WORK TO COMPLETE: From the entries below, copy out every line with "character" in it.

Saved entries:
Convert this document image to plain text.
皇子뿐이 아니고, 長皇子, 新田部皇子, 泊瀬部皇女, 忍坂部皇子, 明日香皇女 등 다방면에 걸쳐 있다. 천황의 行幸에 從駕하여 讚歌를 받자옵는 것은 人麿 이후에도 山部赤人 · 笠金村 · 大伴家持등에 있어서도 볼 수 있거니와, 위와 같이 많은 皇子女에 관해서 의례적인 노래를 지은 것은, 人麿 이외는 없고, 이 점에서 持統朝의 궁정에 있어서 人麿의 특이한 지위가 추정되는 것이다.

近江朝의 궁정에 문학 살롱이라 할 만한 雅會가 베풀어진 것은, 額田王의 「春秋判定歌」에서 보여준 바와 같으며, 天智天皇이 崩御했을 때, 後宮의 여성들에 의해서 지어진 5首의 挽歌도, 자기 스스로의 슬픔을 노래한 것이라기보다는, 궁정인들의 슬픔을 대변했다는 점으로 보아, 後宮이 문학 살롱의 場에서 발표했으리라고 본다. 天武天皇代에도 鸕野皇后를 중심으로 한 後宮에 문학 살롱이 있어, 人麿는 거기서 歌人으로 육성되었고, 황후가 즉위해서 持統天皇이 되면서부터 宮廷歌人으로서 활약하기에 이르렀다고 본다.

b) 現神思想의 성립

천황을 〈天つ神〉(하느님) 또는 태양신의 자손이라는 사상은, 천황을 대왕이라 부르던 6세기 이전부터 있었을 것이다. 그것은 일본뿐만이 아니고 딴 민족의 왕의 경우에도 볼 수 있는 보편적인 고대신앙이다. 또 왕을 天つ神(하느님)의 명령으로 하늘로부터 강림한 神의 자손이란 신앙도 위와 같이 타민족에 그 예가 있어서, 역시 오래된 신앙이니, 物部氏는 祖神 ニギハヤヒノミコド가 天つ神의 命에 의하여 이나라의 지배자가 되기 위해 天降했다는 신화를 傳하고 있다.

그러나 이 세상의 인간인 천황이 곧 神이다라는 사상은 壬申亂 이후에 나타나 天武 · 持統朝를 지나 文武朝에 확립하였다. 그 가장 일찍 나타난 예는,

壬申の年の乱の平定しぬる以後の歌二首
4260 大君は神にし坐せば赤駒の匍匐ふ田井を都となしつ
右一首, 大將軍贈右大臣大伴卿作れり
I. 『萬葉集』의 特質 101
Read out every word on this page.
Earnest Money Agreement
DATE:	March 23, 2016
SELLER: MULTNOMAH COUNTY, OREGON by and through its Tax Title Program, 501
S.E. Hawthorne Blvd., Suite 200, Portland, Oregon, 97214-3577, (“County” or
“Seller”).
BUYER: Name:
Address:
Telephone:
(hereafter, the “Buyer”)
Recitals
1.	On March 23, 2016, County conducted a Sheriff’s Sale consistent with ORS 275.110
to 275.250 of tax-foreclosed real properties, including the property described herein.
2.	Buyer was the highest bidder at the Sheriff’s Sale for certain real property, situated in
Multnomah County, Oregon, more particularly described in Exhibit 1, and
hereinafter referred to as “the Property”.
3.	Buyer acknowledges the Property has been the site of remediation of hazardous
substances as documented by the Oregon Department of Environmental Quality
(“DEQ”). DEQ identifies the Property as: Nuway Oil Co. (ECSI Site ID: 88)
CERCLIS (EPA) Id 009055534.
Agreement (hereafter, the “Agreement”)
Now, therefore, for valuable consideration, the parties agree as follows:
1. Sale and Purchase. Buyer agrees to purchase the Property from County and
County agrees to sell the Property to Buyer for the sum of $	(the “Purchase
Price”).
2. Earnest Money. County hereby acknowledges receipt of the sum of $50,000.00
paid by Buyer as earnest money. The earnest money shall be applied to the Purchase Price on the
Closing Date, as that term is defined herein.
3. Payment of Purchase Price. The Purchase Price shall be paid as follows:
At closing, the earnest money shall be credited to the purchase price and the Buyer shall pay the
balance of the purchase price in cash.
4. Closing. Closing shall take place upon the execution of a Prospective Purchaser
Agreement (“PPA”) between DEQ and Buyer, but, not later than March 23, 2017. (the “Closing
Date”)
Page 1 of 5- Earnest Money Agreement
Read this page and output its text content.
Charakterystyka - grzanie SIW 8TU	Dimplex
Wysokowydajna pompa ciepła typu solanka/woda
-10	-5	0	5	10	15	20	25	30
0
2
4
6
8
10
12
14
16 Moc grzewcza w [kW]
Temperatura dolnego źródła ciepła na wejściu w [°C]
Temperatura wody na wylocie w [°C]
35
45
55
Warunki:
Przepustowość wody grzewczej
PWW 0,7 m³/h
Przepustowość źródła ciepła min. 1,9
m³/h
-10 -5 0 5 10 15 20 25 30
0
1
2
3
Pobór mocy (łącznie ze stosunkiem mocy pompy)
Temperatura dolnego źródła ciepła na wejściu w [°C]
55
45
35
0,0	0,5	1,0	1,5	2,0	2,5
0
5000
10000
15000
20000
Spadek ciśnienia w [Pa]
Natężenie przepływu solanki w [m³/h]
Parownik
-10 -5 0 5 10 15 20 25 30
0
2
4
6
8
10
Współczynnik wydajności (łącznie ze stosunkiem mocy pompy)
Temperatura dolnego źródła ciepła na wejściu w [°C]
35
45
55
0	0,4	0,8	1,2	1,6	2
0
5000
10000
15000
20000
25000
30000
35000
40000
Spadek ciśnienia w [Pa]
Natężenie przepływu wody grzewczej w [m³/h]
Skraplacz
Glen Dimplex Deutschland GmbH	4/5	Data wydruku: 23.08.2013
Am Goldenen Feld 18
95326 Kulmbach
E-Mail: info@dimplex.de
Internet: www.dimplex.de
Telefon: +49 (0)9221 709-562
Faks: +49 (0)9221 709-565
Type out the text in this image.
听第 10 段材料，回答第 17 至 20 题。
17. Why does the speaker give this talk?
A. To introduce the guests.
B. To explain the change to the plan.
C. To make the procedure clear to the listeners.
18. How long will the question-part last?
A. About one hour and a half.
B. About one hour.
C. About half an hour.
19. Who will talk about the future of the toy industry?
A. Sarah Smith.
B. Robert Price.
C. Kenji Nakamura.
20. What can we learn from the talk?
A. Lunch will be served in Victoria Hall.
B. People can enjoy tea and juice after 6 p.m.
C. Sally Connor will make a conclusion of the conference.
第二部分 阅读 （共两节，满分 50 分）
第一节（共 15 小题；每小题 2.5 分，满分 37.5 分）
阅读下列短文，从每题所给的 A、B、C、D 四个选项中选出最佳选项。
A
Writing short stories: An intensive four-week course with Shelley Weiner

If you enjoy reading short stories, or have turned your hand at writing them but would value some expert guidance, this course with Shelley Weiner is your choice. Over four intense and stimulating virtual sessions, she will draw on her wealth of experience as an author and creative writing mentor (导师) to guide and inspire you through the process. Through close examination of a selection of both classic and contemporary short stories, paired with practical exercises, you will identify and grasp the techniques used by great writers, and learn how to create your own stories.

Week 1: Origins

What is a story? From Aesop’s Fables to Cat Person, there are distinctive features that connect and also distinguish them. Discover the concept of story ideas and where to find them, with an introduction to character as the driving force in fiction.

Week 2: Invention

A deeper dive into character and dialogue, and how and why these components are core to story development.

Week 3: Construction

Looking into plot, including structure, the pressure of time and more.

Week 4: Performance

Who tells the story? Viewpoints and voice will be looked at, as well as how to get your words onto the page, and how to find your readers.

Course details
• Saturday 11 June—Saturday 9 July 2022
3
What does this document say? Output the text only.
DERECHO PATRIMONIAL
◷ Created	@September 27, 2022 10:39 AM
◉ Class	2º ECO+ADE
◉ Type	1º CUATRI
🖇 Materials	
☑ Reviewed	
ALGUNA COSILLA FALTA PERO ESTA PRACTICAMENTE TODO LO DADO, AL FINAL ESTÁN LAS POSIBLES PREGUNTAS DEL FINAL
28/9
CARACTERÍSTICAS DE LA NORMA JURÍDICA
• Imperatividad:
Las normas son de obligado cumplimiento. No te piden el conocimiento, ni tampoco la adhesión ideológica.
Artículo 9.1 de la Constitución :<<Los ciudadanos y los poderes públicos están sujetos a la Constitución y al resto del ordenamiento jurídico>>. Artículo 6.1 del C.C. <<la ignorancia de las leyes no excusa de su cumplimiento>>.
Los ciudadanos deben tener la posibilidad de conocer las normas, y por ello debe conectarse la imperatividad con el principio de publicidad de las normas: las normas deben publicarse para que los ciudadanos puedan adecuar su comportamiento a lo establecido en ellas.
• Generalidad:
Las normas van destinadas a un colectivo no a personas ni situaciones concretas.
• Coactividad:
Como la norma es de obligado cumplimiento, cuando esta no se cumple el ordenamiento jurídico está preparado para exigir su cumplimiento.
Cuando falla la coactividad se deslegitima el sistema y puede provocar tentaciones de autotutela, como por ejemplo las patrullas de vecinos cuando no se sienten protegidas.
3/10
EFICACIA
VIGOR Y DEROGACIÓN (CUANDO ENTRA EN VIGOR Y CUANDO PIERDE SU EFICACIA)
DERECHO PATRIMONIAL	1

WRITTEN RESPONSE:
What is a story? From Aesop’s Fables to Cat Person, there are distinctive features that connect and also distinguish them. Discover the concept of story ideas and where to find them, with an introduction to character as the driving force in fiction.
A deeper dive into character and dialogue, and how and why these components are core to story development.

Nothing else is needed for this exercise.